Copy every record below exactly as written, but leave out the pictures.

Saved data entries
:::::
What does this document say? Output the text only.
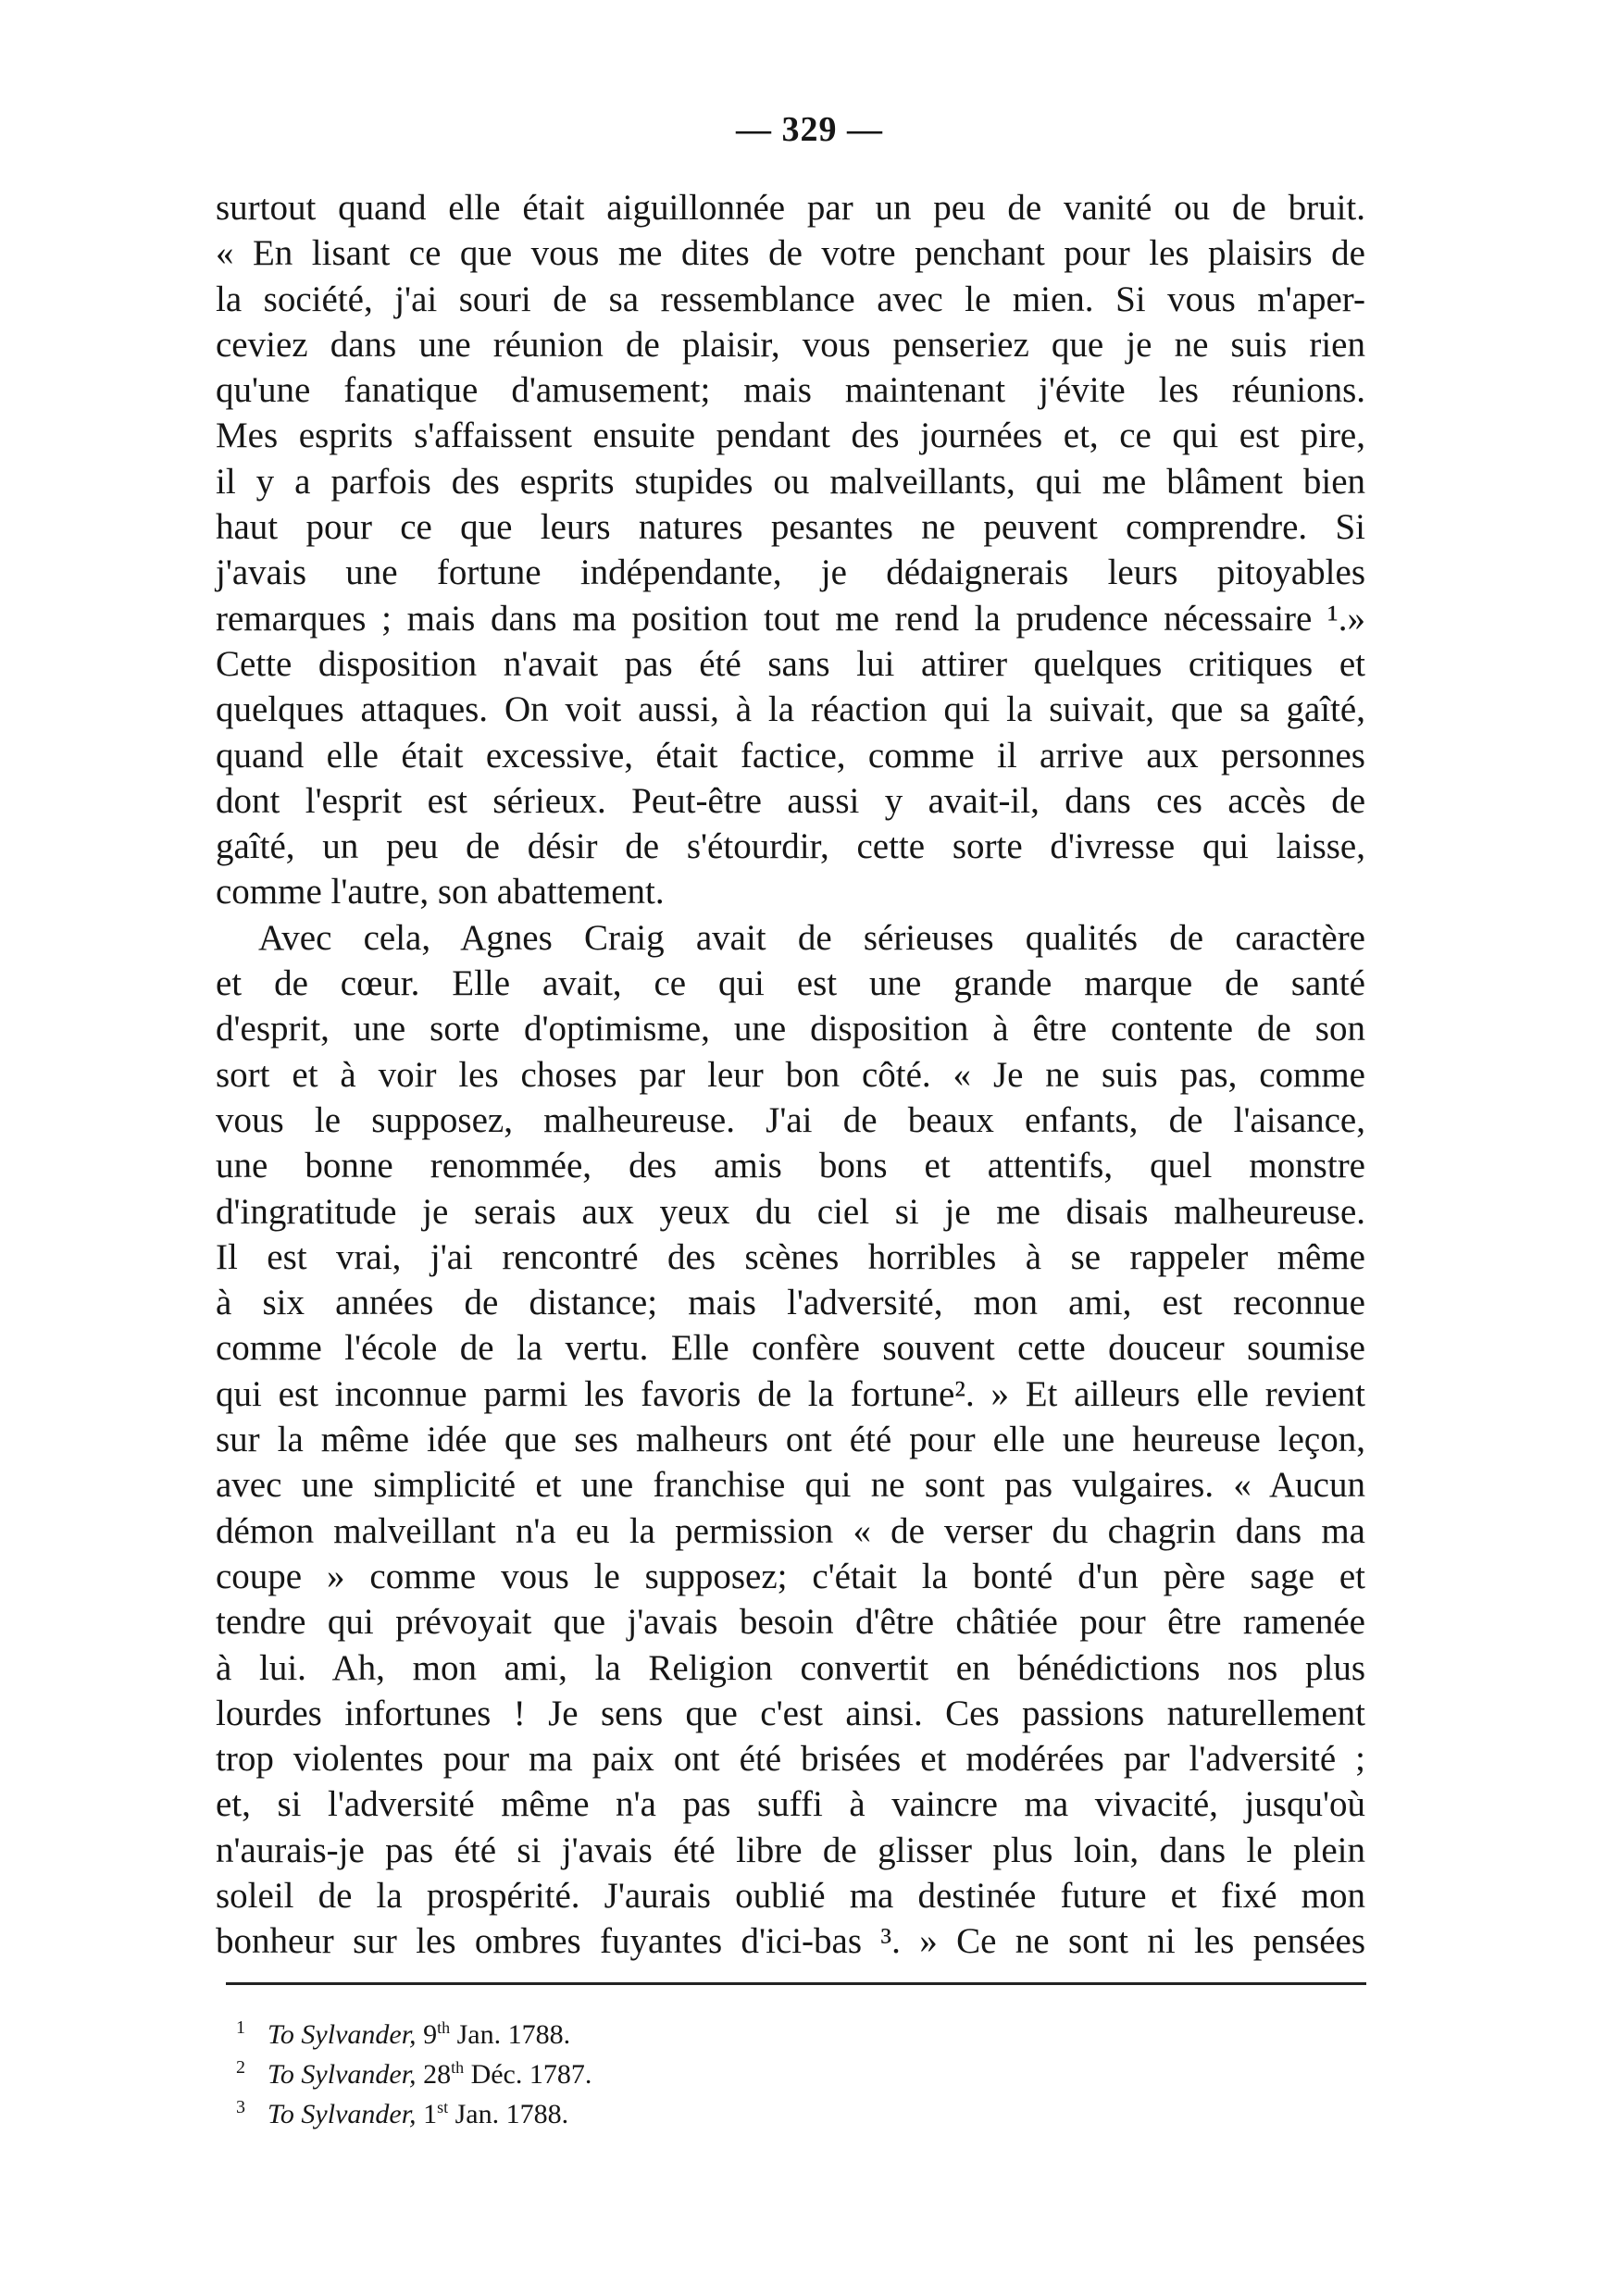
— 329 —
surtout quand elle était aiguillonnée par un peu de vanité ou de bruit.
« En lisant ce que vous me dites de votre penchant pour les plaisirs de
la société, j'ai souri de sa ressemblance avec le mien. Si vous m'aper-
ceviez dans une réunion de plaisir, vous penseriez que je ne suis rien
qu'une fanatique d'amusement; mais maintenant j'évite les réunions.
Mes esprits s'affaissent ensuite pendant des journées et, ce qui est pire,
il y a parfois des esprits stupides ou malveillants, qui me blâment bien
haut pour ce que leurs natures pesantes ne peuvent comprendre. Si
j'avais une fortune indépendante, je dédaignerais leurs pitoyables
remarques ; mais dans ma position tout me rend la prudence nécessaire ¹.»
Cette disposition n'avait pas été sans lui attirer quelques critiques et
quelques attaques. On voit aussi, à la réaction qui la suivait, que sa gaîté,
quand elle était excessive, était factice, comme il arrive aux personnes
dont l'esprit est sérieux. Peut-être aussi y avait-il, dans ces accès de
gaîté, un peu de désir de s'étourdir, cette sorte d'ivresse qui laisse,
comme l'autre, son abattement.
Avec cela, Agnes Craig avait de sérieuses qualités de caractère
et de cœur. Elle avait, ce qui est une grande marque de santé
d'esprit, une sorte d'optimisme, une disposition à être contente de son
sort et à voir les choses par leur bon côté. « Je ne suis pas, comme
vous le supposez, malheureuse. J'ai de beaux enfants, de l'aisance,
une bonne renommée, des amis bons et attentifs, quel monstre
d'ingratitude je serais aux yeux du ciel si je me disais malheureuse.
Il est vrai, j'ai rencontré des scènes horribles à se rappeler même
à six années de distance; mais l'adversité, mon ami, est reconnue
comme l'école de la vertu. Elle confère souvent cette douceur soumise
qui est inconnue parmi les favoris de la fortune². » Et ailleurs elle revient
sur la même idée que ses malheurs ont été pour elle une heureuse leçon,
avec une simplicité et une franchise qui ne sont pas vulgaires. « Aucun
démon malveillant n'a eu la permission « de verser du chagrin dans ma
coupe » comme vous le supposez; c'était la bonté d'un père sage et
tendre qui prévoyait que j'avais besoin d'être châtiée pour être ramenée
à lui. Ah, mon ami, la Religion convertit en bénédictions nos plus
lourdes infortunes ! Je sens que c'est ainsi. Ces passions naturellement
trop violentes pour ma paix ont été brisées et modérées par l'adversité ;
et, si l'adversité même n'a pas suffi à vaincre ma vivacité, jusqu'où
n'aurais-je pas été si j'avais été libre de glisser plus loin, dans le plein
soleil de la prospérité. J'aurais oublié ma destinée future et fixé mon
bonheur sur les ombres fuyantes d'ici-bas ³. » Ce ne sont ni les pensées
1 To Sylvander, 9th Jan. 1788.
2 To Sylvander, 28th Déc. 1787.
3 To Sylvander, 1st Jan. 1788.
:::::
• Answer to the problem:
What does this document say? Output the text only.
— 329 —
surtout quand elle était aiguillonnée par un peu de vanité ou de bruit.
« En lisant ce que vous me dites de votre penchant pour les plaisirs de
la société, j'ai souri de sa ressemblance avec le mien. Si vous m'aper-
ceviez dans une réunion de plaisir, vous penseriez que je ne suis rien
qu'une fanatique d'amusement; mais maintenant j'évite les réunions.
Mes esprits s'affaissent ensuite pendant des journées et, ce qui est pire,
il y a parfois des esprits stupides ou malveillants, qui me blâment bien
haut pour ce que leurs natures pesantes ne peuvent comprendre. Si
j'avais une fortune indépendante, je dédaignerais leurs pitoyables
remarques ; mais dans ma position tout me rend la prudence nécessaire ¹.»
Cette disposition n'avait pas été sans lui attirer quelques critiques et
quelques attaques. On voit aussi, à la réaction qui la suivait, que sa gaîté,
quand elle était excessive, était factice, comme il arrive aux personnes
dont l'esprit est sérieux. Peut-être aussi y avait-il, dans ces accès de
gaîté, un peu de désir de s'étourdir, cette sorte d'ivresse qui laisse,
comme l'autre, son abattement.
Avec cela, Agnes Craig avait de sérieuses qualités de caractère
et de cœur. Elle avait, ce qui est une grande marque de santé
d'esprit, une sorte d'optimisme, une disposition à être contente de son
sort et à voir les choses par leur bon côté. « Je ne suis pas, comme
vous le supposez, malheureuse. J'ai de beaux enfants, de l'aisance,
une bonne renommée, des amis bons et attentifs, quel monstre
d'ingratitude je serais aux yeux du ciel si je me disais malheureuse.
Il est vrai, j'ai rencontré des scènes horribles à se rappeler même
à six années de distance; mais l'adversité, mon ami, est reconnue
comme l'école de la vertu. Elle confère souvent cette douceur soumise
qui est inconnue parmi les favoris de la fortune². » Et ailleurs elle revient
sur la même idée que ses malheurs ont été pour elle une heureuse leçon,
avec une simplicité et une franchise qui ne sont pas vulgaires. « Aucun
démon malveillant n'a eu la permission « de verser du chagrin dans ma
coupe » comme vous le supposez; c'était la bonté d'un père sage et
tendre qui prévoyait que j'avais besoin d'être châtiée pour être ramenée
à lui. Ah, mon ami, la Religion convertit en bénédictions nos plus
lourdes infortunes ! Je sens que c'est ainsi. Ces passions naturellement
trop violentes pour ma paix ont été brisées et modérées par l'adversité ;
et, si l'adversité même n'a pas suffi à vaincre ma vivacité, jusqu'où
n'aurais-je pas été si j'avais été libre de glisser plus loin, dans le plein
soleil de la prospérité. J'aurais oublié ma destinée future et fixé mon
bonheur sur les ombres fuyantes d'ici-bas ³. » Ce ne sont ni les pensées
1 To Sylvander, 9th Jan. 1788.
2 To Sylvander, 28th Déc. 1787.
3 To Sylvander, 1st Jan. 1788.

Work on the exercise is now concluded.